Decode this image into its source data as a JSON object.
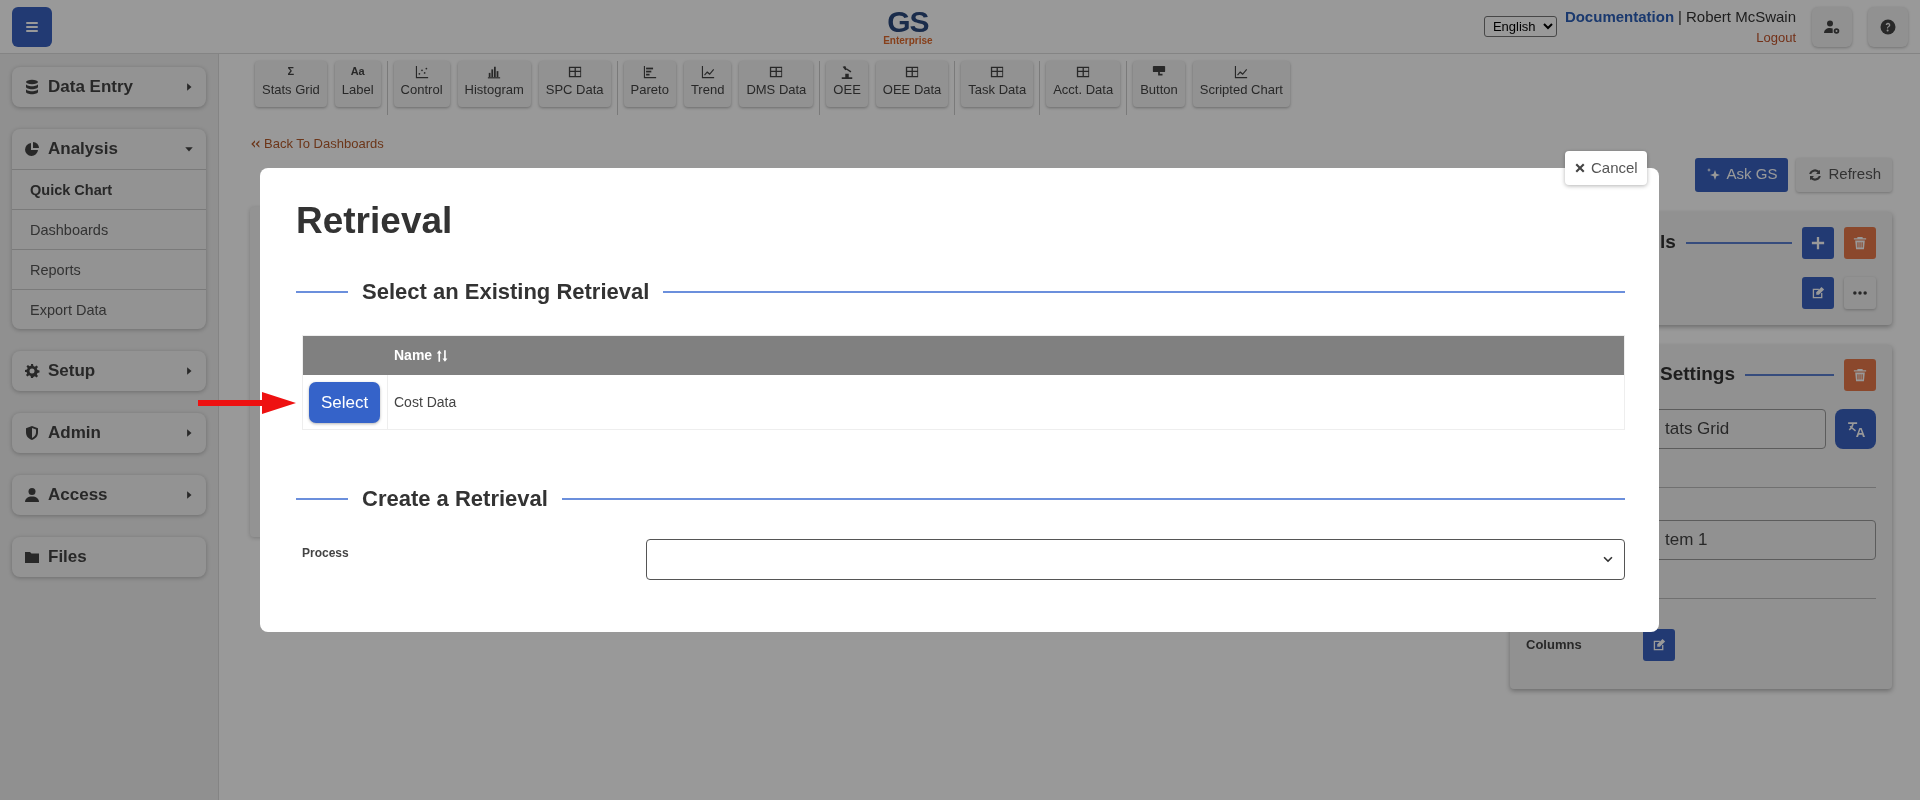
{
  "logo": {
    "title": "GS",
    "subtitle": "Enterprise"
  },
  "header": {
    "language": "English",
    "documentation_link": "Documentation",
    "separator": "|",
    "user": "Robert McSwain",
    "logout": "Logout"
  },
  "sidebar": [
    {
      "label": "Data Entry",
      "expandable": true,
      "expanded": false
    },
    {
      "label": "Analysis",
      "expandable": true,
      "expanded": true,
      "children": [
        {
          "label": "Quick Chart",
          "selected": true
        },
        {
          "label": "Dashboards",
          "selected": false
        },
        {
          "label": "Reports",
          "selected": false
        },
        {
          "label": "Export Data",
          "selected": false
        }
      ]
    },
    {
      "label": "Setup",
      "expandable": true,
      "expanded": false
    },
    {
      "label": "Admin",
      "expandable": true,
      "expanded": false
    },
    {
      "label": "Access",
      "expandable": true,
      "expanded": false
    },
    {
      "label": "Files",
      "expandable": false,
      "expanded": false
    }
  ],
  "toolbar": [
    [
      {
        "label": "Stats Grid",
        "glyph": "Σ"
      },
      {
        "label": "Label",
        "glyph": "Aa"
      }
    ],
    [
      {
        "label": "Control"
      },
      {
        "label": "Histogram"
      },
      {
        "label": "SPC Data"
      }
    ],
    [
      {
        "label": "Pareto"
      },
      {
        "label": "Trend"
      },
      {
        "label": "DMS Data"
      }
    ],
    [
      {
        "label": "OEE"
      },
      {
        "label": "OEE Data"
      }
    ],
    [
      {
        "label": "Task Data"
      }
    ],
    [
      {
        "label": "Acct. Data"
      }
    ],
    [
      {
        "label": "Button"
      },
      {
        "label": "Scripted Chart"
      }
    ]
  ],
  "breadcrumb": {
    "label": "Back To Dashboards"
  },
  "actions": [
    {
      "label": "Ask GS",
      "kind": "primary"
    },
    {
      "label": "Refresh",
      "kind": "light"
    }
  ],
  "panels": {
    "details_heading": "ls",
    "settings_heading": "Settings",
    "title_value": "tats Grid",
    "item_value": "tem 1",
    "columns_label": "Columns"
  },
  "dialog": {
    "cancel": "Cancel",
    "title": "Retrieval",
    "existing_section": "Select an Existing Retrieval",
    "table": {
      "columns": [
        {
          "label": "Name",
          "sortable": true
        }
      ],
      "rows": [
        {
          "action": "Select",
          "name": "Cost Data"
        }
      ]
    },
    "create_section": "Create a Retrieval",
    "process_label": "Process"
  }
}
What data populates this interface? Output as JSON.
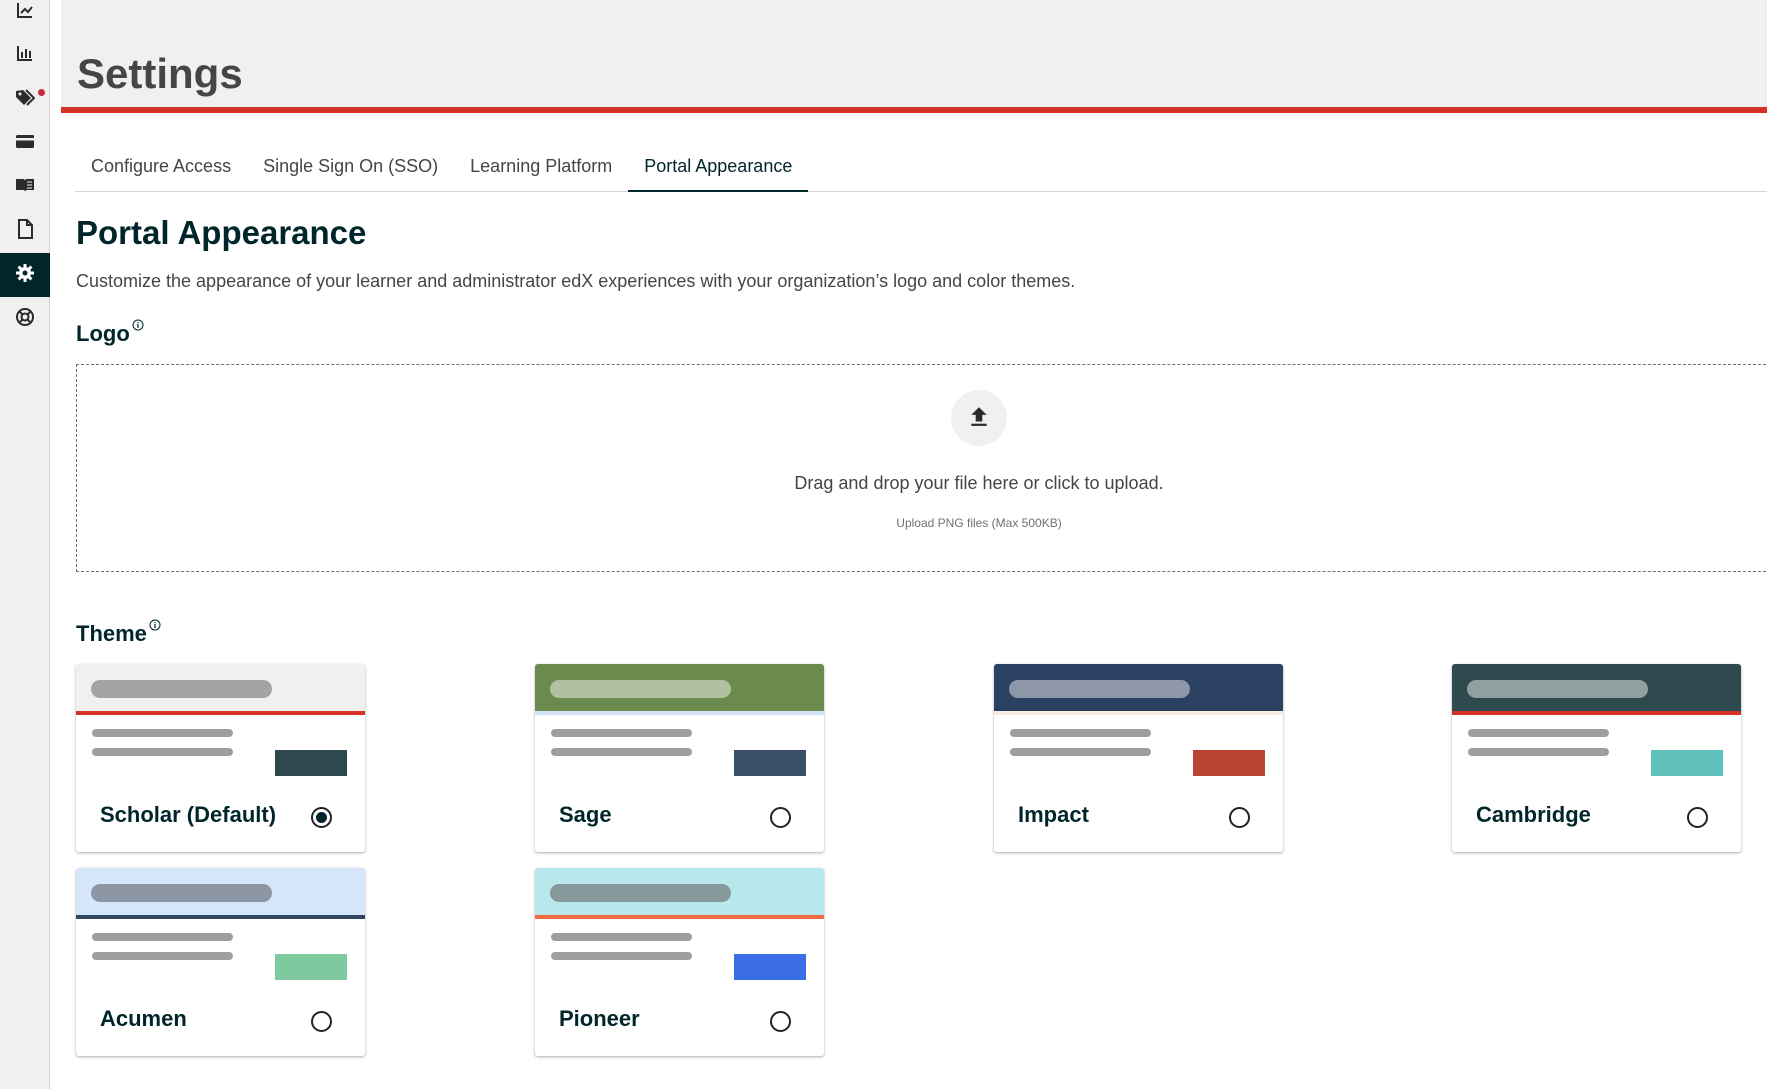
{
  "sidebar": {
    "items": [
      {
        "icon": "trending-chart-icon",
        "active": false
      },
      {
        "icon": "bar-chart-icon",
        "active": false
      },
      {
        "icon": "tags-icon",
        "active": false,
        "notification": true
      },
      {
        "icon": "credit-card-icon",
        "active": false
      },
      {
        "icon": "book-icon",
        "active": false
      },
      {
        "icon": "document-icon",
        "active": false
      },
      {
        "icon": "gear-icon",
        "active": true
      },
      {
        "icon": "support-icon",
        "active": false
      }
    ]
  },
  "header": {
    "title": "Settings",
    "accent_color": "#d23228"
  },
  "tabs": [
    {
      "label": "Configure Access",
      "active": false
    },
    {
      "label": "Single Sign On (SSO)",
      "active": false
    },
    {
      "label": "Learning Platform",
      "active": false
    },
    {
      "label": "Portal Appearance",
      "active": true
    }
  ],
  "section": {
    "title": "Portal Appearance",
    "description": "Customize the appearance of your learner and administrator edX experiences with your organization’s logo and color themes."
  },
  "logo": {
    "label": "Logo",
    "upload_text": "Drag and drop your file here or click to upload.",
    "upload_hint": "Upload PNG files (Max 500KB)",
    "upload_icon": "upload-icon"
  },
  "theme": {
    "label": "Theme",
    "options": [
      {
        "name": "Scholar (Default)",
        "selected": true,
        "banner": "#f2f0ef",
        "pill": "#a3a3a3",
        "accent": "#d23228",
        "swatch": "#2d494e"
      },
      {
        "name": "Sage",
        "selected": false,
        "banner": "#6a8a4e",
        "pill": "#b1c19f",
        "accent": "#d3e4f5",
        "swatch": "#3b5068"
      },
      {
        "name": "Impact",
        "selected": false,
        "banner": "#2b4162",
        "pill": "#8d97a8",
        "accent": "#f5ede2",
        "swatch": "#b94434"
      },
      {
        "name": "Cambridge",
        "selected": false,
        "banner": "#2e4a4e",
        "pill": "#929fa1",
        "accent": "#d23228",
        "swatch": "#60c1bd"
      },
      {
        "name": "Acumen",
        "selected": false,
        "banner": "#d5e6fb",
        "pill": "#8d96a4",
        "accent": "#33455c",
        "swatch": "#7ec99e"
      },
      {
        "name": "Pioneer",
        "selected": false,
        "banner": "#b8e8ec",
        "pill": "#86999a",
        "accent": "#f26c43",
        "swatch": "#3b6de6"
      }
    ]
  }
}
++++++++++
Written task >> The entries above are to be returned exactly, without their pictures.

Answer to the exercise >>
Decode this image into its source data as a JSON object.
{
  "logo": {
    "title": "GS",
    "subtitle": "Enterprise"
  },
  "header": {
    "language": "English",
    "documentation_link": "Documentation",
    "separator": "|",
    "user": "Robert McSwain",
    "logout": "Logout"
  },
  "sidebar": [
    {
      "label": "Data Entry",
      "expandable": true,
      "expanded": false
    },
    {
      "label": "Analysis",
      "expandable": true,
      "expanded": true,
      "children": [
        {
          "label": "Quick Chart",
          "selected": true
        },
        {
          "label": "Dashboards",
          "selected": false
        },
        {
          "label": "Reports",
          "selected": false
        },
        {
          "label": "Export Data",
          "selected": false
        }
      ]
    },
    {
      "label": "Setup",
      "expandable": true,
      "expanded": false
    },
    {
      "label": "Admin",
      "expandable": true,
      "expanded": false
    },
    {
      "label": "Access",
      "expandable": true,
      "expanded": false
    },
    {
      "label": "Files",
      "expandable": false,
      "expanded": false
    }
  ],
  "toolbar": [
    [
      {
        "label": "Stats Grid",
        "glyph": "Σ"
      },
      {
        "label": "Label",
        "glyph": "Aa"
      }
    ],
    [
      {
        "label": "Control"
      },
      {
        "label": "Histogram"
      },
      {
        "label": "SPC Data"
      }
    ],
    [
      {
        "label": "Pareto"
      },
      {
        "label": "Trend"
      },
      {
        "label": "DMS Data"
      }
    ],
    [
      {
        "label": "OEE"
      },
      {
        "label": "OEE Data"
      }
    ],
    [
      {
        "label": "Task Data"
      }
    ],
    [
      {
        "label": "Acct. Data"
      }
    ],
    [
      {
        "label": "Button"
      },
      {
        "label": "Scripted Chart"
      }
    ]
  ],
  "breadcrumb": {
    "label": "Back To Dashboards"
  },
  "actions": [
    {
      "label": "Ask GS",
      "kind": "primary"
    },
    {
      "label": "Refresh",
      "kind": "light"
    }
  ],
  "panels": {
    "details_heading": "ls",
    "settings_heading": "Settings",
    "title_value": "tats Grid",
    "item_value": "tem 1",
    "columns_label": "Columns"
  },
  "dialog": {
    "cancel": "Cancel",
    "title": "Retrieval",
    "existing_section": "Select an Existing Retrieval",
    "table": {
      "columns": [
        {
          "label": "Name",
          "sortable": true
        }
      ],
      "rows": [
        {
          "action": "Select",
          "name": "Cost Data"
        }
      ]
    },
    "create_section": "Create a Retrieval",
    "process_label": "Process"
  }
}
What data populates this interface? Output as JSON.
{
  "sidebar": {
    "items": [
      {
        "icon": "trending-chart-icon",
        "active": false
      },
      {
        "icon": "bar-chart-icon",
        "active": false
      },
      {
        "icon": "tags-icon",
        "active": false,
        "notification": true
      },
      {
        "icon": "credit-card-icon",
        "active": false
      },
      {
        "icon": "book-icon",
        "active": false
      },
      {
        "icon": "document-icon",
        "active": false
      },
      {
        "icon": "gear-icon",
        "active": true
      },
      {
        "icon": "support-icon",
        "active": false
      }
    ]
  },
  "header": {
    "title": "Settings",
    "accent_color": "#d23228"
  },
  "tabs": [
    {
      "label": "Configure Access",
      "active": false
    },
    {
      "label": "Single Sign On (SSO)",
      "active": false
    },
    {
      "label": "Learning Platform",
      "active": false
    },
    {
      "label": "Portal Appearance",
      "active": true
    }
  ],
  "section": {
    "title": "Portal Appearance",
    "description": "Customize the appearance of your learner and administrator edX experiences with your organization’s logo and color themes."
  },
  "logo": {
    "label": "Logo",
    "upload_text": "Drag and drop your file here or click to upload.",
    "upload_hint": "Upload PNG files (Max 500KB)",
    "upload_icon": "upload-icon"
  },
  "theme": {
    "label": "Theme",
    "options": [
      {
        "name": "Scholar (Default)",
        "selected": true,
        "banner": "#f2f0ef",
        "pill": "#a3a3a3",
        "accent": "#d23228",
        "swatch": "#2d494e"
      },
      {
        "name": "Sage",
        "selected": false,
        "banner": "#6a8a4e",
        "pill": "#b1c19f",
        "accent": "#d3e4f5",
        "swatch": "#3b5068"
      },
      {
        "name": "Impact",
        "selected": false,
        "banner": "#2b4162",
        "pill": "#8d97a8",
        "accent": "#f5ede2",
        "swatch": "#b94434"
      },
      {
        "name": "Cambridge",
        "selected": false,
        "banner": "#2e4a4e",
        "pill": "#929fa1",
        "accent": "#d23228",
        "swatch": "#60c1bd"
      },
      {
        "name": "Acumen",
        "selected": false,
        "banner": "#d5e6fb",
        "pill": "#8d96a4",
        "accent": "#33455c",
        "swatch": "#7ec99e"
      },
      {
        "name": "Pioneer",
        "selected": false,
        "banner": "#b8e8ec",
        "pill": "#86999a",
        "accent": "#f26c43",
        "swatch": "#3b6de6"
      }
    ]
  }
}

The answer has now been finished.